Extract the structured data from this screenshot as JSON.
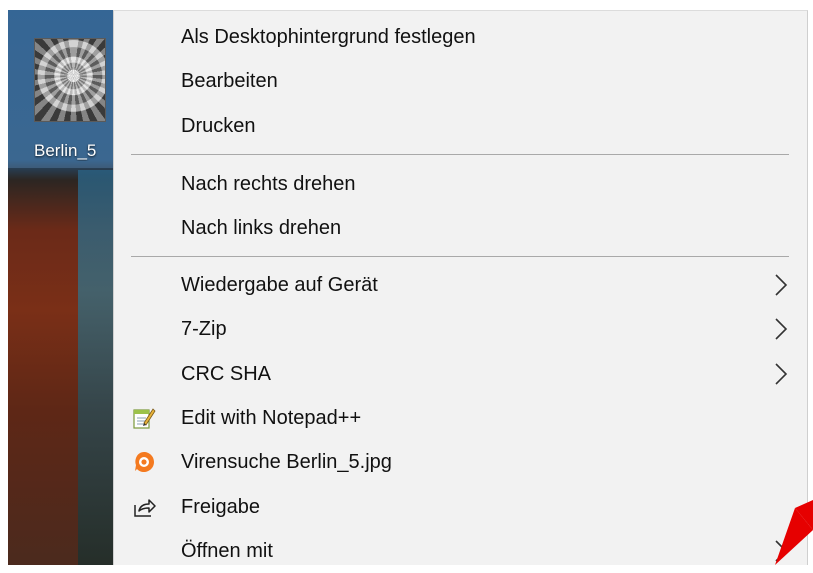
* * *
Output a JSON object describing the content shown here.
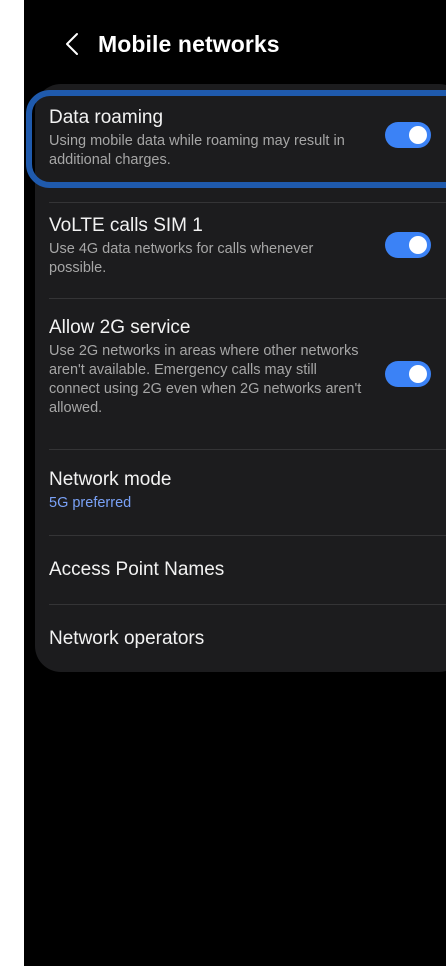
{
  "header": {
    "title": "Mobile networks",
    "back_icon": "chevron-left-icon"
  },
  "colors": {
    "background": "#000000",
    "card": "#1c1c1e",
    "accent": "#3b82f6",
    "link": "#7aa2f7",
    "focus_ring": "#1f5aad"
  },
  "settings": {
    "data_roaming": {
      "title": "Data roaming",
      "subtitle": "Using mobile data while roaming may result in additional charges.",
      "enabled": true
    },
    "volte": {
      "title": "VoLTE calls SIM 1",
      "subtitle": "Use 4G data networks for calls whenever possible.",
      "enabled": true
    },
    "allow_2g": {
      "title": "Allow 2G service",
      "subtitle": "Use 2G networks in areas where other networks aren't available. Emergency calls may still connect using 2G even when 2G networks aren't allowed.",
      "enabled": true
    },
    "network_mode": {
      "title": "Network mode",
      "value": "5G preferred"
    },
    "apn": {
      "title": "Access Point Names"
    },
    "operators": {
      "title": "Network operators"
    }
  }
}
* * *
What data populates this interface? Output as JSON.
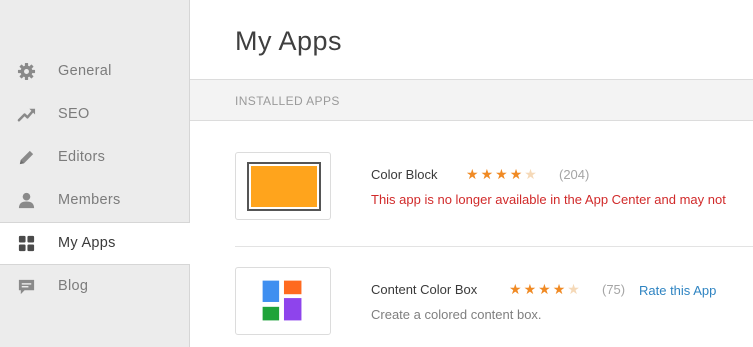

**Your instructions**
Scan the material above. Return every line containing the string "this".

**Result**
Extract the structured data from this screenshot as JSON.
What data populates this interface? Output as JSON.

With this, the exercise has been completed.